→ **GIVEN EXERCISE**
Using the data below, determine the number of lines that include the string "with". Write only that number.

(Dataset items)

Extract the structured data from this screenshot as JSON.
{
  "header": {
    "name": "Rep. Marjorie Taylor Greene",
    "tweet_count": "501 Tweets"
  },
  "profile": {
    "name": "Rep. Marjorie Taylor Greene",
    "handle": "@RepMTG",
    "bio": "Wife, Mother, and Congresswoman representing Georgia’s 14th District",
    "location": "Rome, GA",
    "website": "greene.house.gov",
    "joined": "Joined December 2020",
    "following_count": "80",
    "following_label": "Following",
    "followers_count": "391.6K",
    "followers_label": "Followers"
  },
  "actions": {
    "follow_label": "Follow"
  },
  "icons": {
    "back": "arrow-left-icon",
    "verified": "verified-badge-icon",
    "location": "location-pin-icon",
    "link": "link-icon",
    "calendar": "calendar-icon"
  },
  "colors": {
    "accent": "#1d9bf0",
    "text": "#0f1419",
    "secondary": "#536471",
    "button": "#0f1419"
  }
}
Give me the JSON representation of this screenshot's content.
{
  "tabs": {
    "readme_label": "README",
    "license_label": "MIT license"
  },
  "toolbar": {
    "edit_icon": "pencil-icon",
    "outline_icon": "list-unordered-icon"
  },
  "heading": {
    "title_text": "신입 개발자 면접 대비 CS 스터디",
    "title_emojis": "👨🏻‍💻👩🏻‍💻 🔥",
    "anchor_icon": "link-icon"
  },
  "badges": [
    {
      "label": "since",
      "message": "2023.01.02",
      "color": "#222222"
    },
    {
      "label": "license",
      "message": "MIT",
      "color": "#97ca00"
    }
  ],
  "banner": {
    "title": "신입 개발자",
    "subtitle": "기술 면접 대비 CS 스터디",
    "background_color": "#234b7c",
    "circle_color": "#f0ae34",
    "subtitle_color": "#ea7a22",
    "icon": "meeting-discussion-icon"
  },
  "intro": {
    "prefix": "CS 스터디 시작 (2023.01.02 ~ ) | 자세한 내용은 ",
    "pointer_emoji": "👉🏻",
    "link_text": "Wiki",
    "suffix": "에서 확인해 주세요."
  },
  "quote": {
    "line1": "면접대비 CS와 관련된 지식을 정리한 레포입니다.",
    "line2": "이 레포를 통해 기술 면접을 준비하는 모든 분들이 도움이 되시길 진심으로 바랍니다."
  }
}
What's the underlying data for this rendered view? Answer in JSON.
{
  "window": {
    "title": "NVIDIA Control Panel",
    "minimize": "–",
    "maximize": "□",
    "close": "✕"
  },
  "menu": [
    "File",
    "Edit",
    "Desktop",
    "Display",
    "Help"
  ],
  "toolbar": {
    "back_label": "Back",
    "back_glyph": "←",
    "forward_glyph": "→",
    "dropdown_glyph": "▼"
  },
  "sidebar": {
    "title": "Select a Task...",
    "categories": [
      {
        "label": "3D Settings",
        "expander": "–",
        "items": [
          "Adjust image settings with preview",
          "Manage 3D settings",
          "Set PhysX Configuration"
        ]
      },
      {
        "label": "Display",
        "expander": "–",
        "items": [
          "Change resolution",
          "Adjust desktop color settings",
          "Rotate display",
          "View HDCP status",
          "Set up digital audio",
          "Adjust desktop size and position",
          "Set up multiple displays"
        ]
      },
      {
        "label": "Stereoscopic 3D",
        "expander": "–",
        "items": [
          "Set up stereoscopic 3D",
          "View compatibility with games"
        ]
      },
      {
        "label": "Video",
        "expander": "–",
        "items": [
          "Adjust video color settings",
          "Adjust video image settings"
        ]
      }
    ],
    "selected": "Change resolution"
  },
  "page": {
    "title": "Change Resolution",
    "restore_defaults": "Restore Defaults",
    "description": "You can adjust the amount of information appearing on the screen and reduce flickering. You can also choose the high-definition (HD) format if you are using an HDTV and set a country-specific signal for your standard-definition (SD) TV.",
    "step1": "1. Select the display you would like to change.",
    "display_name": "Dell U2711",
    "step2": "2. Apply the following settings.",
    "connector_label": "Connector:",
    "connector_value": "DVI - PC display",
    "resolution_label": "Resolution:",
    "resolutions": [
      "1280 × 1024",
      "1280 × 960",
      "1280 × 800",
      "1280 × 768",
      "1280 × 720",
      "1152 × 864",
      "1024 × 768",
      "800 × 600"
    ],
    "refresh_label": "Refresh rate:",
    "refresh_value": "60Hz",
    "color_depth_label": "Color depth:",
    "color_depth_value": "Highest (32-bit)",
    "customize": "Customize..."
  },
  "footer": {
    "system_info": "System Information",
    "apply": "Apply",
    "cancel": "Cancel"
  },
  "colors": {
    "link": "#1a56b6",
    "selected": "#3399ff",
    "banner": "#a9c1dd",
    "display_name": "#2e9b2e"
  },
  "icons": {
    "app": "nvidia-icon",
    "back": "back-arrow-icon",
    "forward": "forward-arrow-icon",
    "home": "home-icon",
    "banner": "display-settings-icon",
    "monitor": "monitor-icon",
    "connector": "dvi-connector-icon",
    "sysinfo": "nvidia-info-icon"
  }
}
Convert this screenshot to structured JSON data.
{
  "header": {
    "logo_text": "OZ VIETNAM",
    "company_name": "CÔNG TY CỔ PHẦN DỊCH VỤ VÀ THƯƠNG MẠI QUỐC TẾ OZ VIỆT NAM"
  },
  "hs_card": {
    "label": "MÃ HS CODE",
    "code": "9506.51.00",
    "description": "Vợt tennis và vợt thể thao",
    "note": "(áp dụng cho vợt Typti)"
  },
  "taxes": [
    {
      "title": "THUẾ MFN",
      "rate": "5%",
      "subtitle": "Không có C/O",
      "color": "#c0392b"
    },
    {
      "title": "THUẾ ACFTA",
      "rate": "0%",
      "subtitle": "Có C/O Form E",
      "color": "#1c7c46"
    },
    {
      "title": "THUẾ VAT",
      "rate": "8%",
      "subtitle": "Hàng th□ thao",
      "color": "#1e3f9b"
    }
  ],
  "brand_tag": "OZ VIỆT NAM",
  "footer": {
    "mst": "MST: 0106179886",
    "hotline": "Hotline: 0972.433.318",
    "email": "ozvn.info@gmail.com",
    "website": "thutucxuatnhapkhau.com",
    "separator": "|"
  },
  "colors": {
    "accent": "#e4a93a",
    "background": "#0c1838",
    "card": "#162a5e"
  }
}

→ **SOLUTION**
2